╭─ Fragmento del documento

Ese viraje, pensado en un momento en que la situación en Vietnam se había tornado el eje de los problemas domésticos de EE.UU., fue clave para que el imperialismo norteamericano pudiera amortiguar los costos de su derrota en la guerra.
En este sentido es interesante seguir la narración que hace Kissinger sobre los encuentros que sellaron el acuerdo entre Mao y Nixon, y captar la atmósfera en la que Mao y Zhou Enlai, por ejemplo, se reían entre si delante de los invitados diciendo que no se preocuparan por las proclamas antimperialistas, que ello era sólo para consumo interno.
De hecho, al aproximarse tanto al imperialismo y transformar a la URSS en su principal enemigo, Mao terminó hasta invadiendo Vietnam, todas cuestiones que permitieron a los norteamericanos recuperarse y luego lanzar la ofensiva neoliberal.
La manera como Kissinger nos relata el proceso en primera persona, desde el primer encuentro en el viaje secreto que realizó a Beijing para preparar la ida de Nixon, “una larga discusión conceptual” casi académica; y hasta la confirmación por Nixon de una “casi alianza” de EE.UU. y China, son incontables los episodios cargados de interés histórico y político.
Para agudizar el interés del lector, basta con citar cosas como la frase de Mao sobre el general Chiang Kai-shek (entonces aún dictador en Taiwan luego de refugiarse en la isla después de perder la guerra civil en el continente) cuando sorprendió a sus interlocutores yanquis diciendo que “la historia de nuestra amistad con él es bien mayor que la suya”; o bien la provocación directa a Nixon cuando le dijo que “ustedes confían en sus bombas atómicas, pero no en su ejército”. Aquí, nuevamente, el cruce de narrativa histórica más amplia con las sutilezas de la vivencia personal del autor le da al libro un interés especial.
Las reformas restauracionistas a partir de 1978 y sus contradicciones
Pasando por el último período de vida de Mao, y por su papel ambiguo en la confrontación entre las dos fracciones que disputaban su legado, Kissinger llega a narrar la experiencia en la que, tan lejos como en 1979, tuvo la visión más cercana a una división en la cúpula china; en aquel año aún era posible tener dudas si el camino de China pasaría por un nuevo “plan quinquenal” preanunciado por Hua Guofeng (formalmente, el elegido de Mao para ser su sucesor) y la promoción de “libre iniciativa” por Deng.
Kissinger enfatiza la importancia de los viajes internacionales de Deng después de su victoria en la disputa interna. Tanto en sus visitas al Japón y Singapur, como después a EE.UU., Kissinger resalta siempre la misma postura humilde y enfática en la pobreza y atraso chino y la necesidad de aprender de los extranjeros, cuestión que el autor ve como una ruptura con una tradición milenaria que se había extendido hasta los tiempos de Mao.
La caída del Este europeo y después de la URSS entre 1989 y 1991 es el telón de fondo para las divisiones dentro del establishment norteamericano sobre hasta dónde llegar en el intento de forzar cambios en el régimen chino, especialmente después de la experiencia reciente de la masacre de Tiananmen. Allí, frente al auge del descontento popular con la combinación de la represión política y de las desigualdades económicas que crecieron a lo largo de la década, el PC chino dejó claro que llegaría hasta las últimas consecuencias para mantener su monopolio político.

╰─
╭─ Material proporcionado

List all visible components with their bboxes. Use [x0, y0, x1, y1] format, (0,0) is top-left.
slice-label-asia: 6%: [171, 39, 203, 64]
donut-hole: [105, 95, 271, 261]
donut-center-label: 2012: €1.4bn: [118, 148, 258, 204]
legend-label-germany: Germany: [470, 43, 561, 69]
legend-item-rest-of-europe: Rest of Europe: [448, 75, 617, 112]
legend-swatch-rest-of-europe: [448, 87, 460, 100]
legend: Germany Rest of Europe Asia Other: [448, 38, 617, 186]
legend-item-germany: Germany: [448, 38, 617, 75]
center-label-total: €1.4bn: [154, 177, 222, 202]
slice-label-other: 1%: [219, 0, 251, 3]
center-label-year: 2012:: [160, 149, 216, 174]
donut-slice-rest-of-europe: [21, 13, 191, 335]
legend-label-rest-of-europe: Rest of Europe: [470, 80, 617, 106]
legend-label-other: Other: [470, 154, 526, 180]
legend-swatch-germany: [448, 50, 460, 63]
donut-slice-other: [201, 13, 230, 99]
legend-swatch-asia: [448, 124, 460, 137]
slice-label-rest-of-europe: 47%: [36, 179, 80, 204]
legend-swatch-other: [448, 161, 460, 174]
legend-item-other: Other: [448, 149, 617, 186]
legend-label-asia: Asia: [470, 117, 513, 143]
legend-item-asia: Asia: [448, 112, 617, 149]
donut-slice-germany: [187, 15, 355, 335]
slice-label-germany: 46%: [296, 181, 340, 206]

╰─

→ Qué hacer
**a)** Enumera todas las personas que el fragmento sobre Kissinger y China menciona por su nombre.
**b)** Prosigue el fragmento sobre Kissinger y China a partir de su última oración.
Las filas no intervienen en este ejercicio.

→ Respuestas
**a)** Kissinger, Mao, Nixon, Zhou Enlai, Chiang Kai-shek, Hua Guofeng y Deng.

**b)**
Kissinger resalta la experiencia de “montaña rusa” en las relaciones EE.UU.-China bajo Clinton como educativa para la política actual. El autor deja entrever críticas al abordaje Demócrata, especialmente después del guiño de la administración Clinton a una política de exigencias en Derechos Humanos como condición para el comercio, etc. Para Kissinger queda la convicción de que el trato dado al orgullo nacional chino es la piedra de toque de la capacidad de EE.UU. para administrar la relación en su propio beneficio. Particularmente fuerte es la imagen suscitada por Deng Xiaoping: “aunque sea en cien años, si un líder chino se equivoca en eso” y se humilla ante el extranjero, ciertamente caerá.
La administración de George W. Bush recibe el elogio del autor, pues sin dudar en perseguir unilateralmente sus propios objetivos allí donde lo desea, el nuevo presidente Republicano retorna a una política puramente pragmática en relación a China que hizo de la sociedad EE.UU.-China el motor de la dinámica internacional en la última década.
Es de esta sociedad renovada que resurgirán la “ambivalencias” que marcan la disyuntiva futura de las relaciones: después de todo, EE.UU. y China ¿serán amigos o rivales?
Conclusión
Como dijimos, el libro de Kissinger busca plantear su conocimiento acumulado y su experiencia personal para educar a las nuevas generaciones de líderes estadounidenses en la tarea de lidiar con China. La línea maestra de su pensamiento es que se puede cooperar con China justamente porque ésta no tiene una visión “imperial” de la política exterior, y aunque esté empecinada en consolidarse como una potencia regional de primer orden, no busca ser una potencia mundial en el sentido que lo es EE.UU. Ello es lo que permite utilizar la relación EE.UU.-China para moldear un sistema internacional en el que la hegemonía norteamericana sea salvaguardada. Kissinger propone como hipótesis geopolítica una “Comunidad del Pacífico” (inspirado en la que se formó entre EE.UU. y Europa luego de la Segunda Guerra), donde el imperialismo pueda utilizar los “miedos legítimos” de los demás países con respecto a China como pretexto para ubicarse como actor central del equilibrio regional en Asia.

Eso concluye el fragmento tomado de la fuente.